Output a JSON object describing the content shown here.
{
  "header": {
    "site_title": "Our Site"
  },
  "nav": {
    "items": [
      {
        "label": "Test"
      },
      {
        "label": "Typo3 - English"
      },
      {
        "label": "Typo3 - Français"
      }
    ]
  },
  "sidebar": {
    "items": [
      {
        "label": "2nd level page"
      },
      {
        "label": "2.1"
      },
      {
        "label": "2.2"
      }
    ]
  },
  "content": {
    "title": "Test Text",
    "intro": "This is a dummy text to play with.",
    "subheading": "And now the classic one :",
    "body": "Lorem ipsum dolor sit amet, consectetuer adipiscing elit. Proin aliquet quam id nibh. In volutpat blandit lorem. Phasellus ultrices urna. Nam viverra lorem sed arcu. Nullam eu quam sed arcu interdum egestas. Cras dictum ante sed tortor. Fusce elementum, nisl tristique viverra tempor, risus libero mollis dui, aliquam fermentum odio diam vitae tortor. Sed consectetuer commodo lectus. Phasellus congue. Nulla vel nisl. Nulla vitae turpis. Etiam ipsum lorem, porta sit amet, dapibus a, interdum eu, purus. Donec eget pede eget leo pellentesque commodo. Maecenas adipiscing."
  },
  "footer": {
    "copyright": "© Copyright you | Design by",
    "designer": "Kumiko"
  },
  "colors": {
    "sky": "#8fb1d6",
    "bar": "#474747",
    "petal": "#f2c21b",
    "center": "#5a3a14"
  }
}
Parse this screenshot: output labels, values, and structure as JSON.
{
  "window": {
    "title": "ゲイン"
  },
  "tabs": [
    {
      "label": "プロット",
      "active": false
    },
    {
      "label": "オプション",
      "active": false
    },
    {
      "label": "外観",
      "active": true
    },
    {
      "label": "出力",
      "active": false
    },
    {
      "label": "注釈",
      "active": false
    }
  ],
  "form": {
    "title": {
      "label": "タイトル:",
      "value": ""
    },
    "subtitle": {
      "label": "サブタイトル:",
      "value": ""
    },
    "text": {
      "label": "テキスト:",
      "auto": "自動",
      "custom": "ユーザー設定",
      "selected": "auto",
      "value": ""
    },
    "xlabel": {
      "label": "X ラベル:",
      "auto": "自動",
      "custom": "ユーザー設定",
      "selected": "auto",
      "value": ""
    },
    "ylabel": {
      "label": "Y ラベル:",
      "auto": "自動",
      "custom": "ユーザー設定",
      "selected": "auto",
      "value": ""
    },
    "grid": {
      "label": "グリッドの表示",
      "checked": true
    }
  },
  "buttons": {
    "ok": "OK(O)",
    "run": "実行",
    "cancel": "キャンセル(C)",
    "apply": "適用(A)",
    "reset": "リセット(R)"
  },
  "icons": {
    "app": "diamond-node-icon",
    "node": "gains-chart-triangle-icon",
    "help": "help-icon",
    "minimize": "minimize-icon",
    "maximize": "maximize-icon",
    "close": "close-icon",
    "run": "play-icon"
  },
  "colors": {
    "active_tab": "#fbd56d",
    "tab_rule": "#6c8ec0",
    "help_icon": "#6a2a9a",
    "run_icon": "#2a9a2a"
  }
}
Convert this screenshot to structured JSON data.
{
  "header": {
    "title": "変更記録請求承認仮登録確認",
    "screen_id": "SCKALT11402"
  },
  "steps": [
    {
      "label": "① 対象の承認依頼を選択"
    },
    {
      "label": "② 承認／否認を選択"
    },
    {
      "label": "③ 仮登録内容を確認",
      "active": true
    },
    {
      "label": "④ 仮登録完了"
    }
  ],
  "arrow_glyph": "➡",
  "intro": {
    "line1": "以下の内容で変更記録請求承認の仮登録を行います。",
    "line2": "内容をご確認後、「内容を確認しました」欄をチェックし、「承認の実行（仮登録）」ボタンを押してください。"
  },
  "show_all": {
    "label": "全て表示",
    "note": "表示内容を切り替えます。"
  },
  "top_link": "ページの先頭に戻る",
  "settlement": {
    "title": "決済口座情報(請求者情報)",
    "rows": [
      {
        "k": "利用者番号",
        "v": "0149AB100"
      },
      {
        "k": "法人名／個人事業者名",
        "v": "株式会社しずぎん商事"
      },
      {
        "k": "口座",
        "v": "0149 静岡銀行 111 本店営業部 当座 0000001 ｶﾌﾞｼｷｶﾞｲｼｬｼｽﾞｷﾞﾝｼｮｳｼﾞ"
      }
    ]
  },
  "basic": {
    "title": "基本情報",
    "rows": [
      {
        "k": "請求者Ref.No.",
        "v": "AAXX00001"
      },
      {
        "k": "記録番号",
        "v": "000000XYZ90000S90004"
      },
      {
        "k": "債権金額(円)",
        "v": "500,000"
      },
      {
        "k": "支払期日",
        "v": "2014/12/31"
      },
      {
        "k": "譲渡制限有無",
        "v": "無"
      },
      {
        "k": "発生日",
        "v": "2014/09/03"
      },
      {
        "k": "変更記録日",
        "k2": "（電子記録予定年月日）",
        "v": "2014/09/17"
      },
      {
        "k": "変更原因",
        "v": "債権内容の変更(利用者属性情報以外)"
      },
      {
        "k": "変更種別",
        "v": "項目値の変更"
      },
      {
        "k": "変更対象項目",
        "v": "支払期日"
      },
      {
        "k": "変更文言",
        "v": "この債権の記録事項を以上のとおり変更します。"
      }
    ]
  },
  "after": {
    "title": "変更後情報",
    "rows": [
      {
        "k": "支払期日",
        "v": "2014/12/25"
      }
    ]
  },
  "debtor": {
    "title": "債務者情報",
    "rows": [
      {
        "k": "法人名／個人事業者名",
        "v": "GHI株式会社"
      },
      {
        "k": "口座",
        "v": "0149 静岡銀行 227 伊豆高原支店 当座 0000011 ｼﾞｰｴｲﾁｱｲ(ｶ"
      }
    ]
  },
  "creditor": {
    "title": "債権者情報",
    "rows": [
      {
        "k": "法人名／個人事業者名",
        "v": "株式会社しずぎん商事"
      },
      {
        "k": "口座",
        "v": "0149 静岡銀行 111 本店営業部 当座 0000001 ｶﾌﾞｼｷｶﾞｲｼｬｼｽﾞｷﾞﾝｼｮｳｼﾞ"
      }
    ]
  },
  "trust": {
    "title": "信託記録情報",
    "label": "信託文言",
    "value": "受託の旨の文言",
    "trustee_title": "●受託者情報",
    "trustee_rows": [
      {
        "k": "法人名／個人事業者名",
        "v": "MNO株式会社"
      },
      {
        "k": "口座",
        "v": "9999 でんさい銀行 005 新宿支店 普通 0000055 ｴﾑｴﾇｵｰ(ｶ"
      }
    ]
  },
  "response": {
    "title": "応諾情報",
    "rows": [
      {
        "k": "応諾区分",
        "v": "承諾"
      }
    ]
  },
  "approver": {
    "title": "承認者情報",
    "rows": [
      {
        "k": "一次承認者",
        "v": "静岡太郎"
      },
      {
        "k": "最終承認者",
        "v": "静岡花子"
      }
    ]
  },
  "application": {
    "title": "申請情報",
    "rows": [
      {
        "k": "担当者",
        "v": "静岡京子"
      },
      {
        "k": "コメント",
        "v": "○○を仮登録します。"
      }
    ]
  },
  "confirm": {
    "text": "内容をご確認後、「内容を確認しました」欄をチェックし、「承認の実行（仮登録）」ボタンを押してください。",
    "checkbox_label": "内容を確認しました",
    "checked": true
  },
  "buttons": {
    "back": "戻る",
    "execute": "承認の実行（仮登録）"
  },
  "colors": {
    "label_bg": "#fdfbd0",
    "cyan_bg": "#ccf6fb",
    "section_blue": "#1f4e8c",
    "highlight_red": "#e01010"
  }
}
....................
- GIVEN INSTRUCTION
Where a line in the material above holds "内容を確認しました", copy that line.

- REPLY
    "line2": "内容をご確認後、「内容を確認しました」欄をチェックし、「承認の実行（仮登録）」ボタンを押してください。"
    "text": "内容をご確認後、「内容を確認しました」欄をチェックし、「承認の実行（仮登録）」ボタンを押してください。",
    "checkbox_label": "内容を確認しました",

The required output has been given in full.